Items from a figure collection.
— start —

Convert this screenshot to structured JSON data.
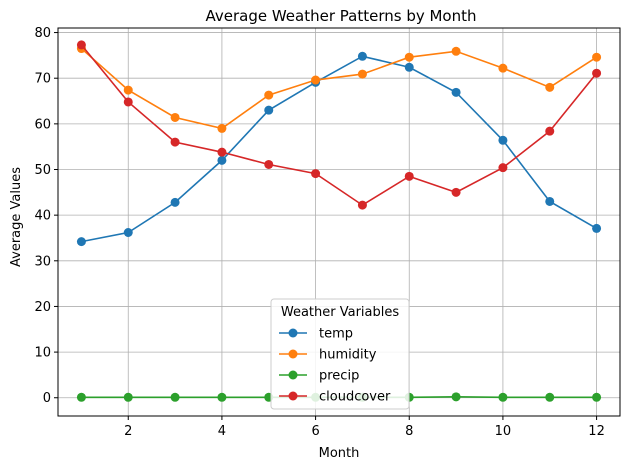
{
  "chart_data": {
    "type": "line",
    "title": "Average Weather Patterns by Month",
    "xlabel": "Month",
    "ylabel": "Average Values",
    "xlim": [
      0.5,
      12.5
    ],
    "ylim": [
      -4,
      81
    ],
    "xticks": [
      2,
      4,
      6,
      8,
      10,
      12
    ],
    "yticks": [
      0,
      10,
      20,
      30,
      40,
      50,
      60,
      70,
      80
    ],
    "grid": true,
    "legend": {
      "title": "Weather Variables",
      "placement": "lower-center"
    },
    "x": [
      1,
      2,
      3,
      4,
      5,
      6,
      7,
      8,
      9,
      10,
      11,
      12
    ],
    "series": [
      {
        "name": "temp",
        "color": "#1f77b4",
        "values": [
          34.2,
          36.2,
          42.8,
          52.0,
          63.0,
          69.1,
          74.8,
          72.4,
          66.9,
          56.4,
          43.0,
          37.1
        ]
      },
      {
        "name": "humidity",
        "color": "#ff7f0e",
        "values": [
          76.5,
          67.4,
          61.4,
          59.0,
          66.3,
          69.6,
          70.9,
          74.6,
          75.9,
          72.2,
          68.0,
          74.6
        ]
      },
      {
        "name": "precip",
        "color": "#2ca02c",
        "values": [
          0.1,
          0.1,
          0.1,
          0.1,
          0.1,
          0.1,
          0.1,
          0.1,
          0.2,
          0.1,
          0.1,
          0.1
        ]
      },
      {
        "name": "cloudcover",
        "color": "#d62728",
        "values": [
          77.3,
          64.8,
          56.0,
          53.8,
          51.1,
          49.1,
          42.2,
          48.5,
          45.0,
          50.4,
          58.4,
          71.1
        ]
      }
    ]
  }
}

— end —
— start —

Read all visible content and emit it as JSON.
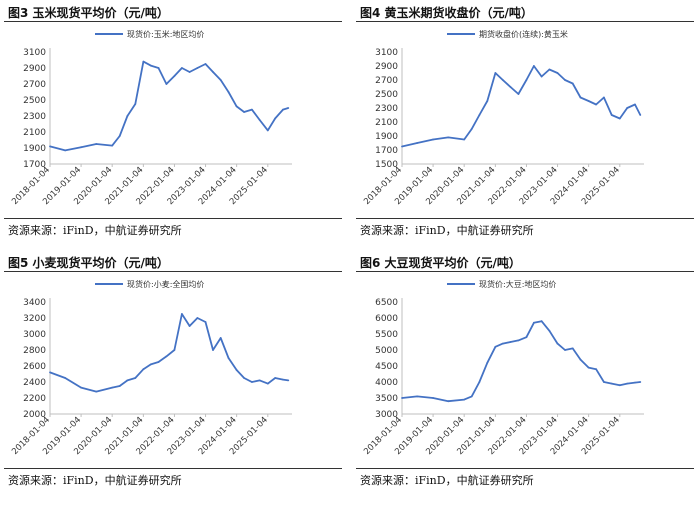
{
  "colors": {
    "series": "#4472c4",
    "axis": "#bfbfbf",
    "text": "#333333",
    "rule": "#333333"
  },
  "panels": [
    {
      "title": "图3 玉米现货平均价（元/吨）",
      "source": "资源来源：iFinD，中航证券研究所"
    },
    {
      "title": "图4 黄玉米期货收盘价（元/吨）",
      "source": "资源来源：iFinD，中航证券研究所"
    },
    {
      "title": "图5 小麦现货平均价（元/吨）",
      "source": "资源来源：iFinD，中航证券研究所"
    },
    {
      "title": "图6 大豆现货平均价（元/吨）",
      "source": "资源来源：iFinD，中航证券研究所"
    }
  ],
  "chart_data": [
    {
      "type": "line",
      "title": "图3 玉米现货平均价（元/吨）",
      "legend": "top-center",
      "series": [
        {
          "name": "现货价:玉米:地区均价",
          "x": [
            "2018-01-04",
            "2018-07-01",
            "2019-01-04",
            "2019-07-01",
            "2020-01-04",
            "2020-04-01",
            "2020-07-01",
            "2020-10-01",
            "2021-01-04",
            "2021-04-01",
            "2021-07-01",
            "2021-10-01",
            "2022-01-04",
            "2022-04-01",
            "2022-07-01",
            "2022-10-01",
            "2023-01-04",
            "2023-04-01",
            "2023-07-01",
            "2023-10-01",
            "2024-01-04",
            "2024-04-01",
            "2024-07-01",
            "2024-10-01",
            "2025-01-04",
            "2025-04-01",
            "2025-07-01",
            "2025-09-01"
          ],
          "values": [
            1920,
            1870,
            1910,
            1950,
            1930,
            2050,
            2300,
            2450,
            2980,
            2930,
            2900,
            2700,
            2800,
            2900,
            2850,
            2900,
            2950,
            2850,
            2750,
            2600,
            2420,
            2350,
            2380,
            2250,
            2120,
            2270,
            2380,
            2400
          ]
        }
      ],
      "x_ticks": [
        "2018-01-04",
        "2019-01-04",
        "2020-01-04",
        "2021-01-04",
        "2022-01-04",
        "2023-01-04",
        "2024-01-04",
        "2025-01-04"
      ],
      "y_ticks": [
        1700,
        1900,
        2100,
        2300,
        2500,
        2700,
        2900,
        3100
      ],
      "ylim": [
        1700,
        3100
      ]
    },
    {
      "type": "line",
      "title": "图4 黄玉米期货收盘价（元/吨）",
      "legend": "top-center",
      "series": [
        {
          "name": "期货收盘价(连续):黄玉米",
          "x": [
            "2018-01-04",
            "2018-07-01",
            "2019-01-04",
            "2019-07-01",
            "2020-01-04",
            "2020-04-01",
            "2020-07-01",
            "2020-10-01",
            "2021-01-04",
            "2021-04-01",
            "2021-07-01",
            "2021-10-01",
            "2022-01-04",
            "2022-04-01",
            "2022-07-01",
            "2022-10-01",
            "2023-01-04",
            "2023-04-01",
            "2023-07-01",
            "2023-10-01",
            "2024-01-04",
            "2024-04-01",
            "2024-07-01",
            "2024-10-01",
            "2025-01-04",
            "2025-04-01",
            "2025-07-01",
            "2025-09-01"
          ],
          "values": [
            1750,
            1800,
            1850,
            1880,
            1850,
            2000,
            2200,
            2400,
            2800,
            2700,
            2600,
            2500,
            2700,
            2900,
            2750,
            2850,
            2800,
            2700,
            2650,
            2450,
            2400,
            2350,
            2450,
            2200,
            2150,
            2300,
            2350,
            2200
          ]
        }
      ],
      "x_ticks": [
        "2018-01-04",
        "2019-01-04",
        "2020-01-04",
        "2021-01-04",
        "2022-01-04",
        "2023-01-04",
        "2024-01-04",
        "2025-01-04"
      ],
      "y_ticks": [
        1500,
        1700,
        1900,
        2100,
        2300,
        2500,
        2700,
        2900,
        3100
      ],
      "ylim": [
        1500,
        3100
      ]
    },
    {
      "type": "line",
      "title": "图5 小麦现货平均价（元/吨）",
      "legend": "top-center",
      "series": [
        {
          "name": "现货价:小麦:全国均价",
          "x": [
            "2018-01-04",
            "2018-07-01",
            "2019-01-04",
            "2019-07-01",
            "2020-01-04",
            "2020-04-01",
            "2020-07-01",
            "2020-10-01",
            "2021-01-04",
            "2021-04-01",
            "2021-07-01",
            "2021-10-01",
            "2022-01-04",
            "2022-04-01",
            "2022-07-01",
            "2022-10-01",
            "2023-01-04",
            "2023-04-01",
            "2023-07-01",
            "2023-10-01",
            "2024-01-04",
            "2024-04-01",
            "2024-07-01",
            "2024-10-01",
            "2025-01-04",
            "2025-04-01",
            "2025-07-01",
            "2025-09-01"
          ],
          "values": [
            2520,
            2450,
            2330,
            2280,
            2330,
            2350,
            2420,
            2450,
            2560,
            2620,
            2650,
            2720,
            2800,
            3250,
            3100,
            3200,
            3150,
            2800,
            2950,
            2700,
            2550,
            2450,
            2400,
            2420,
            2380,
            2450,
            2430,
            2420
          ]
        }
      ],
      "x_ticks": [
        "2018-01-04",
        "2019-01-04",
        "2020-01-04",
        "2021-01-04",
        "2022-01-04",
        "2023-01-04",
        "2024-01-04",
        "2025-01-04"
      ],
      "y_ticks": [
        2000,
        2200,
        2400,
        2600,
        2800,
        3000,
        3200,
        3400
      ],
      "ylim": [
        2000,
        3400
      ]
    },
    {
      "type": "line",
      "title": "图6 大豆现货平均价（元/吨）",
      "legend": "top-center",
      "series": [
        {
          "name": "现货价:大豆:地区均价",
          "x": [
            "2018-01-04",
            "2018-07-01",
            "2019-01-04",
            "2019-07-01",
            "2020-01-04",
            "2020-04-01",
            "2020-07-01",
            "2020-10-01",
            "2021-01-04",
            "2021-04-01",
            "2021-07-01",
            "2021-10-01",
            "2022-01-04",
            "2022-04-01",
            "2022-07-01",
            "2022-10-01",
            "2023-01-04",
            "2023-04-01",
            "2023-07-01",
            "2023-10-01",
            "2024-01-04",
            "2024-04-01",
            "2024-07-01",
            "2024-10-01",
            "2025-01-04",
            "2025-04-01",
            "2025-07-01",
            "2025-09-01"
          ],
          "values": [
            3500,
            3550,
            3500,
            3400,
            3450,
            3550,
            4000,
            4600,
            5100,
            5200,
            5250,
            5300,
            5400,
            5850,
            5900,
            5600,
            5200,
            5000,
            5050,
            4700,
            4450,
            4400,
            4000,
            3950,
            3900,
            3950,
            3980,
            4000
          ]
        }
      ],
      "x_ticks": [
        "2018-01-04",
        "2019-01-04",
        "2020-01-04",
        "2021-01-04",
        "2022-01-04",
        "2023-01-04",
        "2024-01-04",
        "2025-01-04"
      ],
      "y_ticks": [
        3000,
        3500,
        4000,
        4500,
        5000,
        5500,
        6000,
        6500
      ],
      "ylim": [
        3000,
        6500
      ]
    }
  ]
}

— end —

PROBLEM DETAILS. For each line of the listing that holds the word "JSON", show that line.

FINISHED ANSWER.
Convert this screenshot to structured JSON data.
Read all visible content and emit it as JSON.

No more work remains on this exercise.